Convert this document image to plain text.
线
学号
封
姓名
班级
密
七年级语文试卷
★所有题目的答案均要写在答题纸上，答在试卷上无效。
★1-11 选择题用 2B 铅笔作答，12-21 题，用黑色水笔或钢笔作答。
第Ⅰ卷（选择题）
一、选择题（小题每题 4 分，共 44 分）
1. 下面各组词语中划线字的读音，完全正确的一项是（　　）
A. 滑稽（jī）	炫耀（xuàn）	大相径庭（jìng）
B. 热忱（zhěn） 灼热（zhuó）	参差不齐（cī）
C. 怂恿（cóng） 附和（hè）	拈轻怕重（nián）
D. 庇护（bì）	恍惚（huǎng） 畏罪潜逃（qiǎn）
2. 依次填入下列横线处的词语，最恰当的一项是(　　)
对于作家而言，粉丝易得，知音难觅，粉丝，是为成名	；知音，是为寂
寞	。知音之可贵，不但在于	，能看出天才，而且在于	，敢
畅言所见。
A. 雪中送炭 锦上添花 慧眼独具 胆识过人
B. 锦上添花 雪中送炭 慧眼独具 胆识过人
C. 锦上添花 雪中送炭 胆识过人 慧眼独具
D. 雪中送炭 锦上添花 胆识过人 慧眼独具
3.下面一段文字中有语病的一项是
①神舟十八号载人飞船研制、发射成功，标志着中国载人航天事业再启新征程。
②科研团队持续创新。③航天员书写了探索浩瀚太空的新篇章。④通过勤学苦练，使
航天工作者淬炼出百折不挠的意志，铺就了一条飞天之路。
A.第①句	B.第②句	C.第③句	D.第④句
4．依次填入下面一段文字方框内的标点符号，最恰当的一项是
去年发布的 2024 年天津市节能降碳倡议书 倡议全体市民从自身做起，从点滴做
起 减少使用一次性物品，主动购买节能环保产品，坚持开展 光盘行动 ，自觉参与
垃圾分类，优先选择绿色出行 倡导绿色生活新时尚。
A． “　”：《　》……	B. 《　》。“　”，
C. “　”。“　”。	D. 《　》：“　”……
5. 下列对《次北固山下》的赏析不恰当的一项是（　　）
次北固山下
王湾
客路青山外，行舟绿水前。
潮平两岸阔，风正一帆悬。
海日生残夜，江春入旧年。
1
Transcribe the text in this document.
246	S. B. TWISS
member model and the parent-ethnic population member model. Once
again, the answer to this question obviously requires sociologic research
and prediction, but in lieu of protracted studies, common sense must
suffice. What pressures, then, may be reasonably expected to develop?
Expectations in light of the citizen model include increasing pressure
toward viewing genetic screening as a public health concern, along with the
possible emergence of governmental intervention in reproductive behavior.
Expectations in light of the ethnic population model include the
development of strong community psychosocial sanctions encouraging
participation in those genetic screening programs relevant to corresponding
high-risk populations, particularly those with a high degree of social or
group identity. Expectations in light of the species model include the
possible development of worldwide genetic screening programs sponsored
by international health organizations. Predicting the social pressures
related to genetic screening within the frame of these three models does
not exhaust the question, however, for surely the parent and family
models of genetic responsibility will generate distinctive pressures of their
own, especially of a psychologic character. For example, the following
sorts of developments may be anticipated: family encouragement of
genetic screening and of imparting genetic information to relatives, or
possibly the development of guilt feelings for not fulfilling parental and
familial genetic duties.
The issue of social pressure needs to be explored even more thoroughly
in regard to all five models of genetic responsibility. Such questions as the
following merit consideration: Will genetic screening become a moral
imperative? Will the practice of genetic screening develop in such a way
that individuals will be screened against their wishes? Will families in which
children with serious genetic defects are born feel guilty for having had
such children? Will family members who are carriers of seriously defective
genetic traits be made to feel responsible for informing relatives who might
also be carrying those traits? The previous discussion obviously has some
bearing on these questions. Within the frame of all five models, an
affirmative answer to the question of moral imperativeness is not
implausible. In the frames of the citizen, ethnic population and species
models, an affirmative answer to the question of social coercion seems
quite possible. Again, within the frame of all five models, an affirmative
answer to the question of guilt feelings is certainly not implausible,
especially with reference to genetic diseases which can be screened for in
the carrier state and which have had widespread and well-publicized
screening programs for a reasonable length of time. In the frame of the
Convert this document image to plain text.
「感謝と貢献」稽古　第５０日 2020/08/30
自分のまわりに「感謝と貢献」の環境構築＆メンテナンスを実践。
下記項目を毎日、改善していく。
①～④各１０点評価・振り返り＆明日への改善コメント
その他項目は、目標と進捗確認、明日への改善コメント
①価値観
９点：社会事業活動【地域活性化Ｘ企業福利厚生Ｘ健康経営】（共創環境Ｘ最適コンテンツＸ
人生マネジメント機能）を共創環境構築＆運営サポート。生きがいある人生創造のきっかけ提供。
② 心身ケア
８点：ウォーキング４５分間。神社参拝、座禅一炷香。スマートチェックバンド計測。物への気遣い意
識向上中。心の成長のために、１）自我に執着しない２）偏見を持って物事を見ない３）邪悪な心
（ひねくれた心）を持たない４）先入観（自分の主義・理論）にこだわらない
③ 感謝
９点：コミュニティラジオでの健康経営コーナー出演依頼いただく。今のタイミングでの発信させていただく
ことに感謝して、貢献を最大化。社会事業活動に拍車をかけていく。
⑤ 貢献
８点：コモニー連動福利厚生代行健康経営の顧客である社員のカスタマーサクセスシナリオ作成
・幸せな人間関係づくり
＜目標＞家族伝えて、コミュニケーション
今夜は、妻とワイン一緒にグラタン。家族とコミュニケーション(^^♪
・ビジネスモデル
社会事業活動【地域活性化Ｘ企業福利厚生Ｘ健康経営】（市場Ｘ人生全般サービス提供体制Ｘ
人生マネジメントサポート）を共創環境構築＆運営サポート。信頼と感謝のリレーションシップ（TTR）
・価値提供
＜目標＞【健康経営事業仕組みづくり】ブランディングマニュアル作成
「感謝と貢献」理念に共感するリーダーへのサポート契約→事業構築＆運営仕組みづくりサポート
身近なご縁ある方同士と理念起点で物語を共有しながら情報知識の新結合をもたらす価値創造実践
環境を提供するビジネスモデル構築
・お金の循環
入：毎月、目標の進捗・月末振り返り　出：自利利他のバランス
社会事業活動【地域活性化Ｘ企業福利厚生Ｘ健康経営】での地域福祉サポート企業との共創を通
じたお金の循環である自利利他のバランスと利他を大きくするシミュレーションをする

________

* Exercise requirements *
List the lines of the material in which the word "地域活性化Ｘ企業福利厚生Ｘ健康経営" occurs.

* Full response *
９点：社会事業活動【地域活性化Ｘ企業福利厚生Ｘ健康経営】（共創環境Ｘ最適コンテンツＸ
社会事業活動【地域活性化Ｘ企業福利厚生Ｘ健康経営】（市場Ｘ人生全般サービス提供体制Ｘ
社会事業活動【地域活性化Ｘ企業福利厚生Ｘ健康経営】での地域福祉サポート企業との共創を通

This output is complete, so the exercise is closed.